# START OF Data shown

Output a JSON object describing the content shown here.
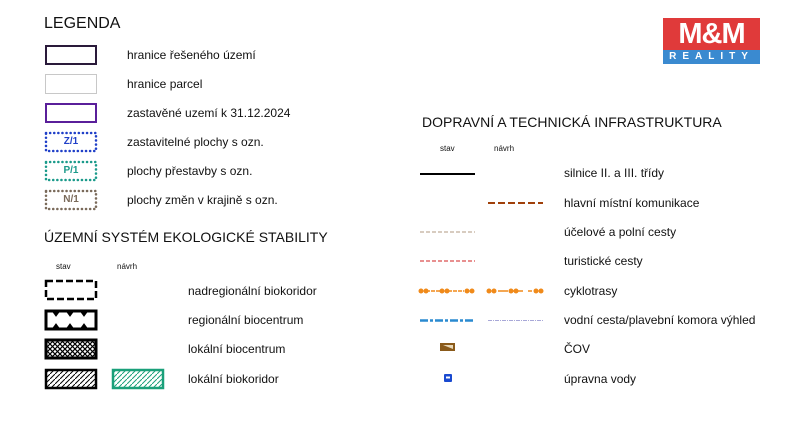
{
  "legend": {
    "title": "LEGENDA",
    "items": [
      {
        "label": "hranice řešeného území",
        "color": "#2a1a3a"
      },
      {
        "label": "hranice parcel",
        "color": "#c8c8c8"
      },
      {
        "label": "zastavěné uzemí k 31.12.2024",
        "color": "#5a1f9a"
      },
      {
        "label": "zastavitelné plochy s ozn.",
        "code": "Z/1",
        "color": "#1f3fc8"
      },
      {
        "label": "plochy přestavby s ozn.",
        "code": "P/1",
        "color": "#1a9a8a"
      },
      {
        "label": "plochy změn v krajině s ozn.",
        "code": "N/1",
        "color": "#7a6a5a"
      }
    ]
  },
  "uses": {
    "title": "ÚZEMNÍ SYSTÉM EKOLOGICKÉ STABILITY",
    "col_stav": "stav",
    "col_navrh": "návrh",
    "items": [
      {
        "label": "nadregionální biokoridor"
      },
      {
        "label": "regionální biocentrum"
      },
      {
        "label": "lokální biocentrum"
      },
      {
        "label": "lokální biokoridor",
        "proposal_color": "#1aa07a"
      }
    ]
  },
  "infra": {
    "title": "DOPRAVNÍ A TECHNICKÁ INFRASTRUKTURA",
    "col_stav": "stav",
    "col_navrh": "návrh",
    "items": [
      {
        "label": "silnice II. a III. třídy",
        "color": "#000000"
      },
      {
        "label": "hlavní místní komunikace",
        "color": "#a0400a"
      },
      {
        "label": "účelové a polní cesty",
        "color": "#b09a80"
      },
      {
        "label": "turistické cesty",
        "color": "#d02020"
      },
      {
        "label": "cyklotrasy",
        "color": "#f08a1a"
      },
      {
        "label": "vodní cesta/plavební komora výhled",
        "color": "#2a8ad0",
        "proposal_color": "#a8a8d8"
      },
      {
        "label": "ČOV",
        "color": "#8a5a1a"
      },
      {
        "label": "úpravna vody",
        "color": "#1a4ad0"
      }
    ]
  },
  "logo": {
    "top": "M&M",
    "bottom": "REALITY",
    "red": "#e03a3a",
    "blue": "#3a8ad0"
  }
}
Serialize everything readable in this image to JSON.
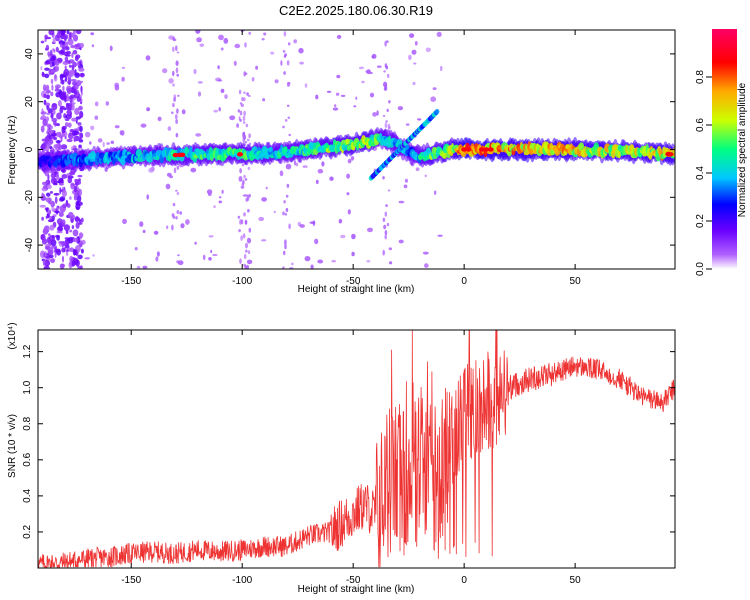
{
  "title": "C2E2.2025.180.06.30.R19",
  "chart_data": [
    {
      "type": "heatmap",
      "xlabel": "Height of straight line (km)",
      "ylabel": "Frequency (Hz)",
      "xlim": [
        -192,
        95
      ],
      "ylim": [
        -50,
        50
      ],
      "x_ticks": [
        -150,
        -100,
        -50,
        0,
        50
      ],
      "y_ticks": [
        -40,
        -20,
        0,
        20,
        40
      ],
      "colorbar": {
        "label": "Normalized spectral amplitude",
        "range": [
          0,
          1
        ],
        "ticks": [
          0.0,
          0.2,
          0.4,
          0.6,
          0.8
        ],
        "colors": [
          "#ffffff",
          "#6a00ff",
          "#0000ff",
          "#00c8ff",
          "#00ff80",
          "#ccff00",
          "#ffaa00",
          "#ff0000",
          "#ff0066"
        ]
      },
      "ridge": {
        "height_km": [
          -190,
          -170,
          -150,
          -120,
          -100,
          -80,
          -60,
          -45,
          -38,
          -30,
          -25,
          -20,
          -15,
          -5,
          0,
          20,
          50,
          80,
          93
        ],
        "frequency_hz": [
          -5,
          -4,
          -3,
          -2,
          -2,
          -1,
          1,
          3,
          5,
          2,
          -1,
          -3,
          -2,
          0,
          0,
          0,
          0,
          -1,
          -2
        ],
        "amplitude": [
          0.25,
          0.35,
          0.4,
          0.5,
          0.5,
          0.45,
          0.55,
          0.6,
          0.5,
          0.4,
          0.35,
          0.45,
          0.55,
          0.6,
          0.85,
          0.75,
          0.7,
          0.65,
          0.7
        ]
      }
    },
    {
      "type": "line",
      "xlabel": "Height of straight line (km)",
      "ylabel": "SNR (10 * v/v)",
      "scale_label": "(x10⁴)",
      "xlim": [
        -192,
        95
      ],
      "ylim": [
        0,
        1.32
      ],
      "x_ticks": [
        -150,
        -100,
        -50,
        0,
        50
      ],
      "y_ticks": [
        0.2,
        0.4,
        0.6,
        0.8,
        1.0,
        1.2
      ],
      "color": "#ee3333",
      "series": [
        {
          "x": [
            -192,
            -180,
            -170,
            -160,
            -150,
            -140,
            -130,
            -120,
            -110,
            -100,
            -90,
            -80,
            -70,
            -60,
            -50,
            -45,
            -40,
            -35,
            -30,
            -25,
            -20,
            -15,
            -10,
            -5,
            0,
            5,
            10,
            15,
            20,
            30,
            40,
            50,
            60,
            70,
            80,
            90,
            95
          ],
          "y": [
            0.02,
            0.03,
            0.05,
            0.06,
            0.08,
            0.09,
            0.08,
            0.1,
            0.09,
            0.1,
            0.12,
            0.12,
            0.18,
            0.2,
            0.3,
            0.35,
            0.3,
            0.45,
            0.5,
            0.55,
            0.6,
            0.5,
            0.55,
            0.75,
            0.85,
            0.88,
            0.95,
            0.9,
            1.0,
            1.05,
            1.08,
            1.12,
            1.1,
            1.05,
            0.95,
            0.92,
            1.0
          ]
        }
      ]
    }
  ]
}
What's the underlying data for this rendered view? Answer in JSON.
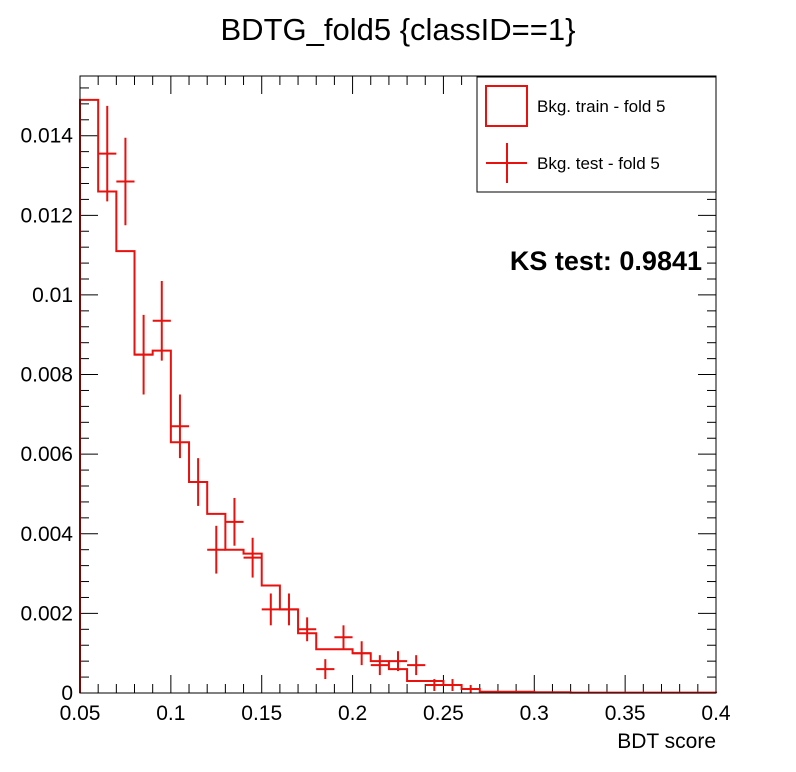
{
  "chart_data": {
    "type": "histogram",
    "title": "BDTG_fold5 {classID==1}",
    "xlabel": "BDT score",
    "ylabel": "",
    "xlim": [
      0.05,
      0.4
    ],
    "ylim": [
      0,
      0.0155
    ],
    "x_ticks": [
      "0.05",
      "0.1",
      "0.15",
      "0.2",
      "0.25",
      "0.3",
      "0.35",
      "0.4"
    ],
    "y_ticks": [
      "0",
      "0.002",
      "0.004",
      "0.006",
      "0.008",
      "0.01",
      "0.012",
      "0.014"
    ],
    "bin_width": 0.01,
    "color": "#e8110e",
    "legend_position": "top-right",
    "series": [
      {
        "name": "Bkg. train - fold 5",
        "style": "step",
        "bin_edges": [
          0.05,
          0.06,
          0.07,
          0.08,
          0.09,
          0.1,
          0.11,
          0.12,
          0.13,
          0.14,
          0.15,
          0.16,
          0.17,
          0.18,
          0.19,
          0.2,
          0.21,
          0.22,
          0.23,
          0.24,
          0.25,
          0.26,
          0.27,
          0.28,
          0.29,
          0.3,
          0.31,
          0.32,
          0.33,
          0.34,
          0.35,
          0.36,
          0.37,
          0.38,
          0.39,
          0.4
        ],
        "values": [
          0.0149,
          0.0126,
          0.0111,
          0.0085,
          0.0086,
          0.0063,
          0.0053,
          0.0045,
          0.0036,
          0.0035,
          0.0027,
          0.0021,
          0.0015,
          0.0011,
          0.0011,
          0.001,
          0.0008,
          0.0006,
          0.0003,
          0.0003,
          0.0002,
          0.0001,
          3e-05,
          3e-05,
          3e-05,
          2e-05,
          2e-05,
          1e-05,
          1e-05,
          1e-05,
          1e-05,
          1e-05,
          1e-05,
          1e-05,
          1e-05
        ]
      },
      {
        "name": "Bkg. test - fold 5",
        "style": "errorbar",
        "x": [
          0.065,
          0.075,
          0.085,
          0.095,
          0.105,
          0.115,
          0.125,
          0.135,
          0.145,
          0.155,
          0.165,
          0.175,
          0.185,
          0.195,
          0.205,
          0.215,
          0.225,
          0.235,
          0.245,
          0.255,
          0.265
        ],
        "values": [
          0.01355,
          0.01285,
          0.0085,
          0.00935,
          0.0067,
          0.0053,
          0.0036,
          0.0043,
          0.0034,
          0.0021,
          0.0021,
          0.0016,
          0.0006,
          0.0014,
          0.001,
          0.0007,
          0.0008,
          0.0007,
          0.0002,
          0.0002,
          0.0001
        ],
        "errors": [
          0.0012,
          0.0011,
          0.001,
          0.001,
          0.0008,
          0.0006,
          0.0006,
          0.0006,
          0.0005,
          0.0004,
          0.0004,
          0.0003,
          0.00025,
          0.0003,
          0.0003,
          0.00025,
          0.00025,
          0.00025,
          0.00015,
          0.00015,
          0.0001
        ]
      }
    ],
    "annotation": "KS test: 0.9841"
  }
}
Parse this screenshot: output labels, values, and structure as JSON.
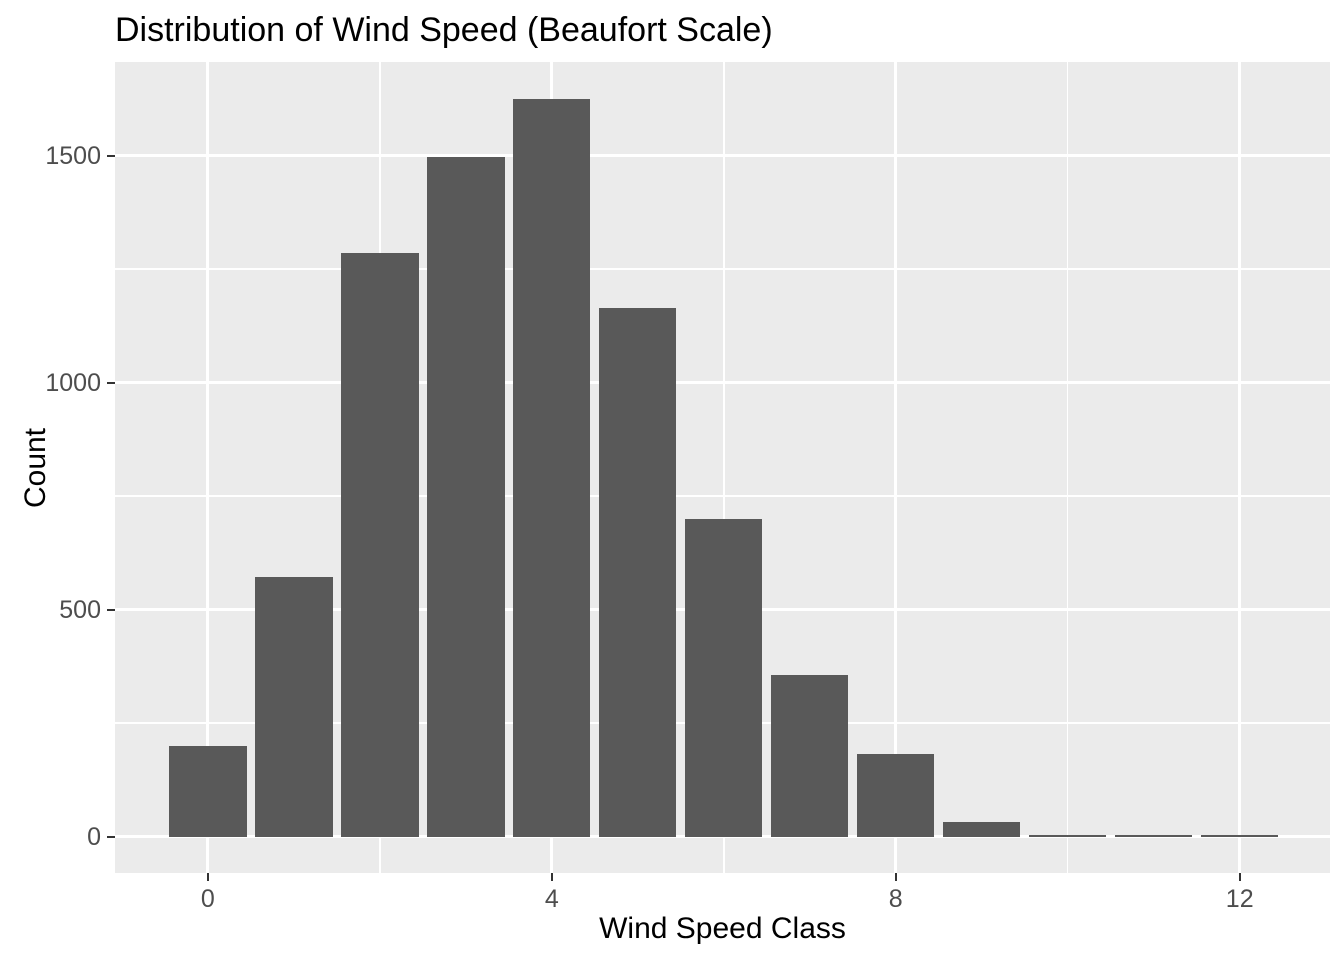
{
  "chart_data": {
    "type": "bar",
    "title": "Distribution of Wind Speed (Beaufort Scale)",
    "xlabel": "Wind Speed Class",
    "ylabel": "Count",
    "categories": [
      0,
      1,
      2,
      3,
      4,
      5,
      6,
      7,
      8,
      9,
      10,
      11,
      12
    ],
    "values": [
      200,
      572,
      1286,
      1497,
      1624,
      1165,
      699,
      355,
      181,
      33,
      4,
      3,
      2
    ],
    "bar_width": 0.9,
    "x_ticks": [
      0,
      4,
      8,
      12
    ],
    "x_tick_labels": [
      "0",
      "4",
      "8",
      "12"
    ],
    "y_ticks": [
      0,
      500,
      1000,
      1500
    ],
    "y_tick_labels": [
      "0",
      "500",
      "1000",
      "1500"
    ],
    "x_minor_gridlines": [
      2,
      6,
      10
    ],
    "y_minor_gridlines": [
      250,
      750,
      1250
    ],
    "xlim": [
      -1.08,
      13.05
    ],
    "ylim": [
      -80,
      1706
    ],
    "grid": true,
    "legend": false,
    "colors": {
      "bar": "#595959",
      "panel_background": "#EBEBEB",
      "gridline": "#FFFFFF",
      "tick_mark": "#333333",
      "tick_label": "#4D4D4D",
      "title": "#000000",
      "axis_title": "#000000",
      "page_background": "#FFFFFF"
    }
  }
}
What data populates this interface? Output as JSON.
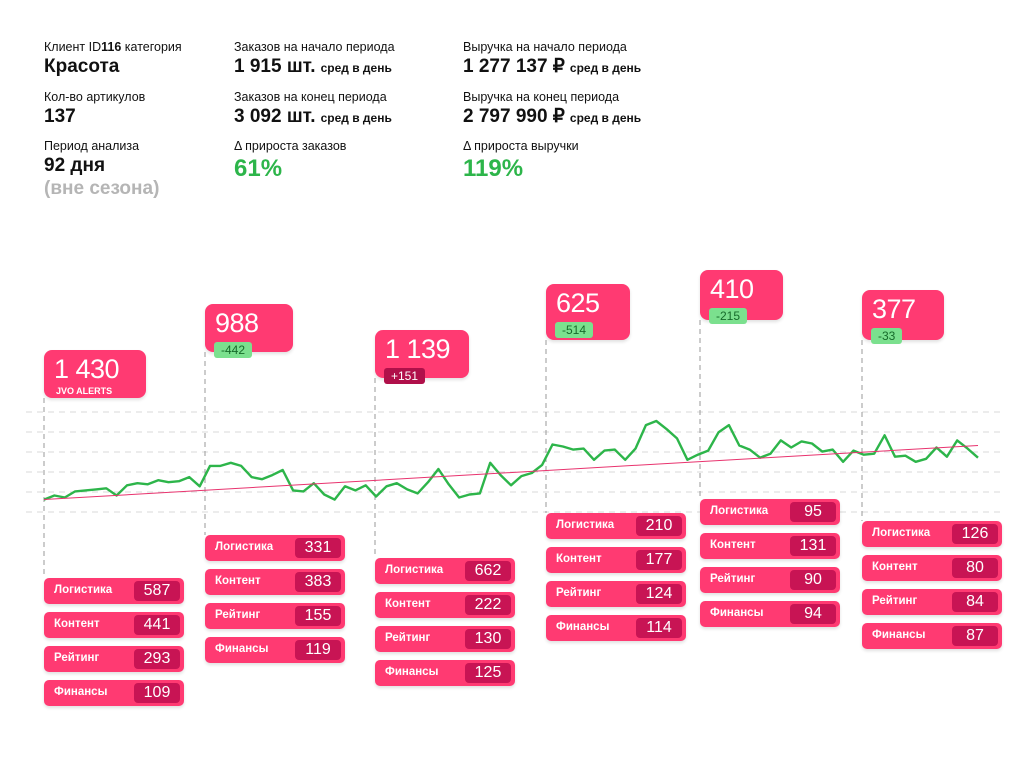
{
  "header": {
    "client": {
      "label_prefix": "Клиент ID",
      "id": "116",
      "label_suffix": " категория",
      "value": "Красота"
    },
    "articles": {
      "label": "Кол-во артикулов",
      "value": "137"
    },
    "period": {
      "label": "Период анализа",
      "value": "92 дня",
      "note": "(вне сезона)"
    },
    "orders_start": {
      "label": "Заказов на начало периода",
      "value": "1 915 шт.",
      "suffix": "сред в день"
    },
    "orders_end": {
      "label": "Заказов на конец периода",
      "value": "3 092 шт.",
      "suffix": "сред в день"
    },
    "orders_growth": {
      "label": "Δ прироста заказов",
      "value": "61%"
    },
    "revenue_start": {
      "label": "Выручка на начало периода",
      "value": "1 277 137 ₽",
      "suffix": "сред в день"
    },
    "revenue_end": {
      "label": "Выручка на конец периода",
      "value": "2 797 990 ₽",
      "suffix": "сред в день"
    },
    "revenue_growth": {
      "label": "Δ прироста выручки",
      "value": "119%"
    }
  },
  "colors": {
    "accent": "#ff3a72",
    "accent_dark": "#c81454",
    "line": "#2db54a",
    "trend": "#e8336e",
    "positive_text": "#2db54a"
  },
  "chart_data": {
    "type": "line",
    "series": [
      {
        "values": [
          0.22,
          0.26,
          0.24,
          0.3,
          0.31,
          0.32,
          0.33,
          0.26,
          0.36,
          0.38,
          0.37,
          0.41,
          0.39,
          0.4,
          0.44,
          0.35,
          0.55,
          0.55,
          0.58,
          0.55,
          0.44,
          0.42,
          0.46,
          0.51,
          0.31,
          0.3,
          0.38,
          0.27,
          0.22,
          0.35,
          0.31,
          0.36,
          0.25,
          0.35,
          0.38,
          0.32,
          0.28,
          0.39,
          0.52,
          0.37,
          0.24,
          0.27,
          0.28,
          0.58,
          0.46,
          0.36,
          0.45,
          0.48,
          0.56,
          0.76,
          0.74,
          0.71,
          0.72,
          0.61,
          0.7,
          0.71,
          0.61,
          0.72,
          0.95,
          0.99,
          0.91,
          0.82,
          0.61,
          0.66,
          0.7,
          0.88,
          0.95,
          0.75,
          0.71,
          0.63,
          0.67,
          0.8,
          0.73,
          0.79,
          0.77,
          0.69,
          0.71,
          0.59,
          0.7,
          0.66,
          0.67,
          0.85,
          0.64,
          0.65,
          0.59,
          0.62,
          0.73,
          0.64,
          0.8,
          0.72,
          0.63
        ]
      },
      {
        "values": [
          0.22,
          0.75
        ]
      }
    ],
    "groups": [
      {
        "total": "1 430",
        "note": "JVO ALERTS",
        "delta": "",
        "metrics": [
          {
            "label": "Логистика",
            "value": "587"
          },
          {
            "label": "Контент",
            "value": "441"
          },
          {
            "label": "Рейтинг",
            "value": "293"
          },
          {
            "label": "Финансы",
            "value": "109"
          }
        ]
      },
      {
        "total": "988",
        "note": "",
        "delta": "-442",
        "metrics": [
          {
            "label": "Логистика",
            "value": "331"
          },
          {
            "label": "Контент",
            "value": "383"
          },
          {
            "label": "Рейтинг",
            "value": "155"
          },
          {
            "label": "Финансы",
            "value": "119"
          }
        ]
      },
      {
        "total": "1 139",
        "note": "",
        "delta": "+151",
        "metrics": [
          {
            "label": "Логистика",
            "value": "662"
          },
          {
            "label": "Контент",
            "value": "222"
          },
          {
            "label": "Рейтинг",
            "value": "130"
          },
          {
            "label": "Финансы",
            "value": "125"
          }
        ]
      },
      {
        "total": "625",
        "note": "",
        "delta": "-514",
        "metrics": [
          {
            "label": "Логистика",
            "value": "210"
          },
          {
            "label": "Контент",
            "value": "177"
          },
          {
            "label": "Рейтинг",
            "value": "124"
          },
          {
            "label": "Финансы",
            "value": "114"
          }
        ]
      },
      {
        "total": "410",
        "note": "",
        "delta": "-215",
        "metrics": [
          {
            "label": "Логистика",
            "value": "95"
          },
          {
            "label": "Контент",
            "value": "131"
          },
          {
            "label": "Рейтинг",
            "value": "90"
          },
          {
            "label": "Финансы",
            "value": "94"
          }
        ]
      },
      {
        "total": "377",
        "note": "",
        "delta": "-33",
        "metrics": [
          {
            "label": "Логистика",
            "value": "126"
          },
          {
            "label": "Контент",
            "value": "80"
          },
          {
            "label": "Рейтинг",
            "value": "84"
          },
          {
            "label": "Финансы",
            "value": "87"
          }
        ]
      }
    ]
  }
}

# END OF Data shown

The exercise – Copy out every line from the records that has the word "JSON".

Answer to the task –
Output a JSON object describing the content shown here.
Serialize everything readable in this image to JSON.
What's the underlying data for this rendered view? Answer in JSON.
Parse this screenshot: output labels, values, and structure as JSON.
What data populates this interface? Output as JSON.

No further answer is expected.